Give every line from the entries that contains "Spada".

————————

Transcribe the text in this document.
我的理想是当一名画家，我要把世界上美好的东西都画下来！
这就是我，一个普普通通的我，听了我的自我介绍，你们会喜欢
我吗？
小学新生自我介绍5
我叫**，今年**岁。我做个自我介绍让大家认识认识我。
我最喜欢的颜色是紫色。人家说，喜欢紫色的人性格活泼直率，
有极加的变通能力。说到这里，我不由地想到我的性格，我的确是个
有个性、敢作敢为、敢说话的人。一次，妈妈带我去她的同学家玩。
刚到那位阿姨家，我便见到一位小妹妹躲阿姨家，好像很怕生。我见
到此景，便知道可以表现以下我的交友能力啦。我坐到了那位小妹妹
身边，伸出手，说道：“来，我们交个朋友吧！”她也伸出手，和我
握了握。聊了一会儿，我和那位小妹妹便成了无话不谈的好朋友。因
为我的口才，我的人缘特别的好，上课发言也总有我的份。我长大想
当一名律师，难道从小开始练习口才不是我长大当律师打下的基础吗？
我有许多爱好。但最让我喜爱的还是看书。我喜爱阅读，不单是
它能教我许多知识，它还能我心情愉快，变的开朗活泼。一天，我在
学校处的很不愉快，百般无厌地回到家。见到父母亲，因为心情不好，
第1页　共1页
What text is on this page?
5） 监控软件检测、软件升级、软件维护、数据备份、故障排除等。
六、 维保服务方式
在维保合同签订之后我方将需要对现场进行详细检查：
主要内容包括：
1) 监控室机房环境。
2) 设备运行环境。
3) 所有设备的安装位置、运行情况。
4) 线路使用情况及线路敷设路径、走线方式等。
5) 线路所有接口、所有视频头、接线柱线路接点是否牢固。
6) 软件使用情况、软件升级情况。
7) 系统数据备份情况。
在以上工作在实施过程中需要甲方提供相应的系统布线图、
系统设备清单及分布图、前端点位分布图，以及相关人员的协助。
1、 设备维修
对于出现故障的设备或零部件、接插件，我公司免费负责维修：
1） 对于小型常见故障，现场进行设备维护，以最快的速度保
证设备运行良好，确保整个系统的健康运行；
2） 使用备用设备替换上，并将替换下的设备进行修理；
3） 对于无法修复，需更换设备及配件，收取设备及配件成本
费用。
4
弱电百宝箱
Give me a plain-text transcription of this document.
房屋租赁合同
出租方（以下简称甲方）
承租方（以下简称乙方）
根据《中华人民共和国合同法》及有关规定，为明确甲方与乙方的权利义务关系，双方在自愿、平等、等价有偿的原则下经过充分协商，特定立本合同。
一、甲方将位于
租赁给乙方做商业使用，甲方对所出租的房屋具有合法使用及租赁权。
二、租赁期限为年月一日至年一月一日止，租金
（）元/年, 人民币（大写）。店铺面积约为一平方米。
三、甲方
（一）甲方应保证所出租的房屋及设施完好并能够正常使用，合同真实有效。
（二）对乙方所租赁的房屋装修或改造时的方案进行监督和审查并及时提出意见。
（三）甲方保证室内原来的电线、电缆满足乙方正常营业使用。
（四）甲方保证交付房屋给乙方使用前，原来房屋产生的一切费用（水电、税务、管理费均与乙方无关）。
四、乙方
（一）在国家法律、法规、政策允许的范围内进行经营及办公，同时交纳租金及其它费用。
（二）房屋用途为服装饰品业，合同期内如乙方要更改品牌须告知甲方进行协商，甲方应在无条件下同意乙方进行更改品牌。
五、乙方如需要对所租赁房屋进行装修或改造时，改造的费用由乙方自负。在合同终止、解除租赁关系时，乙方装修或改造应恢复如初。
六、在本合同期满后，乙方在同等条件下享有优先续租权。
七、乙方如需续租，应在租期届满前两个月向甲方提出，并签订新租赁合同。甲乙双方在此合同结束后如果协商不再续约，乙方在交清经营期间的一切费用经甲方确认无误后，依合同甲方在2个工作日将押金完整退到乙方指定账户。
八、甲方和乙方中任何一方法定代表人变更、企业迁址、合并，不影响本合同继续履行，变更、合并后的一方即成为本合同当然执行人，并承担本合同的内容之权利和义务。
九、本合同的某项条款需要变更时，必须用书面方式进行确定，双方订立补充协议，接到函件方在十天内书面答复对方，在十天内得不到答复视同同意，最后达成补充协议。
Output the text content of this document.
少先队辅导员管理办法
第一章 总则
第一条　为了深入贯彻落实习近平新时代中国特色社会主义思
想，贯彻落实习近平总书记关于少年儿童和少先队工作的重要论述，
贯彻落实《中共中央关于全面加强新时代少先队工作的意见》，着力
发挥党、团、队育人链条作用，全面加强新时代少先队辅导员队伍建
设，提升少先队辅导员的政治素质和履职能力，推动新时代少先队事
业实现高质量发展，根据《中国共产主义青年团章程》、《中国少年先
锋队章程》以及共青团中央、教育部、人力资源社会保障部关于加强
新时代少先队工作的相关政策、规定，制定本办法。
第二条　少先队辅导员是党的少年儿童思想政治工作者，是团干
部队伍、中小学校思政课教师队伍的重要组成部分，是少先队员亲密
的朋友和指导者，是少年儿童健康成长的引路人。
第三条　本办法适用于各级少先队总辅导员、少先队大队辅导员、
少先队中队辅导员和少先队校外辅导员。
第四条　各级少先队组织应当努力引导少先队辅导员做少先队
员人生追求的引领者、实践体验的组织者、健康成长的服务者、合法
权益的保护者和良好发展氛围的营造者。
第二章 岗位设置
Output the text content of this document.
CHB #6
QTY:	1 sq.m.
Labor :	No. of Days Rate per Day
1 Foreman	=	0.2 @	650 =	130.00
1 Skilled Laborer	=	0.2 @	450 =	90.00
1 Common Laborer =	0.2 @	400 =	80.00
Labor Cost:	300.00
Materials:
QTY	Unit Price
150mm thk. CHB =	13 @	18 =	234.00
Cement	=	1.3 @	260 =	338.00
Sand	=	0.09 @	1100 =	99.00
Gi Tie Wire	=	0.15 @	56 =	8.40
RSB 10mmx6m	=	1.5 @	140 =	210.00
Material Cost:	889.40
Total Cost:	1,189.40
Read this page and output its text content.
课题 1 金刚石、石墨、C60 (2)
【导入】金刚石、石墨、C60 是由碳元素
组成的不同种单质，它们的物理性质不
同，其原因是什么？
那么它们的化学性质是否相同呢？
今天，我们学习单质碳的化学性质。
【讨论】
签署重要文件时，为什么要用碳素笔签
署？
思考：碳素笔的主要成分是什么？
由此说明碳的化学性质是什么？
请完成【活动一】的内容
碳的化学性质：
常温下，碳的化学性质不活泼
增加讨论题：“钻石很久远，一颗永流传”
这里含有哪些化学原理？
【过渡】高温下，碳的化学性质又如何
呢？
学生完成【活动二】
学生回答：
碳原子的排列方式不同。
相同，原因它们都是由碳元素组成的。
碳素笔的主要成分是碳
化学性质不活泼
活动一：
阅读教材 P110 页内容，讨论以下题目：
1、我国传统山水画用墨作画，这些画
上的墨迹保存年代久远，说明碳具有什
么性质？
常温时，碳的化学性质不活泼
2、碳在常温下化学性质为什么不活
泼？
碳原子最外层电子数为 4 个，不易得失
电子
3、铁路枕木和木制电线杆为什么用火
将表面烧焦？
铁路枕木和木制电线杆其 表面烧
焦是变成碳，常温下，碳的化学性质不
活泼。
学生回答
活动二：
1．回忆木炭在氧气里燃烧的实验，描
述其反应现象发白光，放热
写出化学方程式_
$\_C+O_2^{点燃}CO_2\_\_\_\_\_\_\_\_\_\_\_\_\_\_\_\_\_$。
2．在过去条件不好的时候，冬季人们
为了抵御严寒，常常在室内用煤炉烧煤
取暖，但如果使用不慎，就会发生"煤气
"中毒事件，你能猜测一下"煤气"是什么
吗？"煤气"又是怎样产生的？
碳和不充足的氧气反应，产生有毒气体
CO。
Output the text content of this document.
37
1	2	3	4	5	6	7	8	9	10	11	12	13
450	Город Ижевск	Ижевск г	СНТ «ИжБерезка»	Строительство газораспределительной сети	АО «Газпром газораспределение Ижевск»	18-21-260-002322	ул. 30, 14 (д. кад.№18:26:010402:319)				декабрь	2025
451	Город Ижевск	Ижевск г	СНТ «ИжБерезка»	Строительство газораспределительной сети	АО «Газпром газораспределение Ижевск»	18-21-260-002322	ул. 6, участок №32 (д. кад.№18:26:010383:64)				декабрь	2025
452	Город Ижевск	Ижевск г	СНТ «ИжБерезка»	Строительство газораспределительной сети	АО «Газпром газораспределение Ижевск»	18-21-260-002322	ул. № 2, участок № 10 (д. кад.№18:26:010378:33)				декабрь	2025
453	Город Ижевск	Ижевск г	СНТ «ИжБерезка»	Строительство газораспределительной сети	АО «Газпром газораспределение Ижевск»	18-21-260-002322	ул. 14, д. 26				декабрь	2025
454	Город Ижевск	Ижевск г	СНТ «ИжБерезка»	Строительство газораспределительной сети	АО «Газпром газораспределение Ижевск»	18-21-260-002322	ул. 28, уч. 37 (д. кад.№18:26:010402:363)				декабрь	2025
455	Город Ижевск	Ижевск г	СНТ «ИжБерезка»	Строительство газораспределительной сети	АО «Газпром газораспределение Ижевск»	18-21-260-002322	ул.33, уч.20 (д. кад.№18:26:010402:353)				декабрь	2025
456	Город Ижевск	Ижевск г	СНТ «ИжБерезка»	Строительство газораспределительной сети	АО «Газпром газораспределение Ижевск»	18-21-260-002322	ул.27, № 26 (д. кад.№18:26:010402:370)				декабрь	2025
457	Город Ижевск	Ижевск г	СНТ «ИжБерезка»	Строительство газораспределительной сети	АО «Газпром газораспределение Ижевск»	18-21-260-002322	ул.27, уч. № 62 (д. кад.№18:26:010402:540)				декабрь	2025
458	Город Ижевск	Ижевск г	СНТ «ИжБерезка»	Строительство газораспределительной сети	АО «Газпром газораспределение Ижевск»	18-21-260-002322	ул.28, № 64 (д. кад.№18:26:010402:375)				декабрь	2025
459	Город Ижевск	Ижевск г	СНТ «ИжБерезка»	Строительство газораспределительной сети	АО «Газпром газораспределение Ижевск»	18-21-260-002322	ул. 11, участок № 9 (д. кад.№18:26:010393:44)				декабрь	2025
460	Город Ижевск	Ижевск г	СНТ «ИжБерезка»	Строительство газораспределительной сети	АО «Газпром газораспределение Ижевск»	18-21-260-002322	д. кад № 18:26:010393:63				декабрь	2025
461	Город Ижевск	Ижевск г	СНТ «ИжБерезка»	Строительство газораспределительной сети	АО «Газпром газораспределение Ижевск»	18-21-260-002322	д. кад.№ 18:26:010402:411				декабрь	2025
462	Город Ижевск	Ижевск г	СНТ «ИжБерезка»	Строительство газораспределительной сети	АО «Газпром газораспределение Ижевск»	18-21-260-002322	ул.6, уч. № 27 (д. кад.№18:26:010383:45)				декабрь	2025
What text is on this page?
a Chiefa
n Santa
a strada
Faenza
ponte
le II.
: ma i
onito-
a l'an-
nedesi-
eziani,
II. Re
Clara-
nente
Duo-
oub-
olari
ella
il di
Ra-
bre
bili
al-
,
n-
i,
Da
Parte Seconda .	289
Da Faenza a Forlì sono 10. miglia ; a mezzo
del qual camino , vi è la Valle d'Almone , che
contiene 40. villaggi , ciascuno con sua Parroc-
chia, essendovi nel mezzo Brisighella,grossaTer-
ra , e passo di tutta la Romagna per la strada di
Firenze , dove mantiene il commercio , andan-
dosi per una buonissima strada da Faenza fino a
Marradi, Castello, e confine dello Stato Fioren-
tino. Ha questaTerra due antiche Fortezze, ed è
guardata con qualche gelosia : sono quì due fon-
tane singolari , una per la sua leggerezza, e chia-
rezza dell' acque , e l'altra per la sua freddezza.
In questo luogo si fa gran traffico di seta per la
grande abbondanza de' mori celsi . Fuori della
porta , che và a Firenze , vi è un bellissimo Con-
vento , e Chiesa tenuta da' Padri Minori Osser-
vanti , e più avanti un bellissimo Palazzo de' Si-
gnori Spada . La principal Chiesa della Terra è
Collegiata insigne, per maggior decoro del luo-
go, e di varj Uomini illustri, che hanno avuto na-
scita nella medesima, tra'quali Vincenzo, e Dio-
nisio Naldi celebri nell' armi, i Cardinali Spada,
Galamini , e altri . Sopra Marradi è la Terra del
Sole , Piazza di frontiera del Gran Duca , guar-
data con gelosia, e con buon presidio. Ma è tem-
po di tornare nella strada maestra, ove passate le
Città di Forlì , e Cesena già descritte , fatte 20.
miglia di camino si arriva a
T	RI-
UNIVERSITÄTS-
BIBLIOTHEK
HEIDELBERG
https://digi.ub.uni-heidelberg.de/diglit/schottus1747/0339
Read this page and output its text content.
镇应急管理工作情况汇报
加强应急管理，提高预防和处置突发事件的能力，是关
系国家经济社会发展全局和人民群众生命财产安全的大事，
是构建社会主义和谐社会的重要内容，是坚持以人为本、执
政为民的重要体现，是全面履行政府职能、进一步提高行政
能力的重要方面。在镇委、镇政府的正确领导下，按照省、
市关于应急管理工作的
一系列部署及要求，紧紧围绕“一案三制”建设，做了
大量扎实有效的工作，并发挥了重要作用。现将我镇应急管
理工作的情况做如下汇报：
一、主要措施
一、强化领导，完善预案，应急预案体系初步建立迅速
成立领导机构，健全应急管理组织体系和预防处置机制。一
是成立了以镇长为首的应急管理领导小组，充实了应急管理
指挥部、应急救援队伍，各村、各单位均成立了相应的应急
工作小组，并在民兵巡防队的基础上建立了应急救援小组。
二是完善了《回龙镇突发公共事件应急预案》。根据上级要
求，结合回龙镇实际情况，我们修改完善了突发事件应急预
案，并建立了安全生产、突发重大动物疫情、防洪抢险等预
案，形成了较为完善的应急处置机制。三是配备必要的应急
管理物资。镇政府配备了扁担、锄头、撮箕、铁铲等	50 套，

————————

Solution:
gnori Spada . La principal Chiesa della Terra è
nisio Naldi celebri nell' armi, i Cardinali Spada,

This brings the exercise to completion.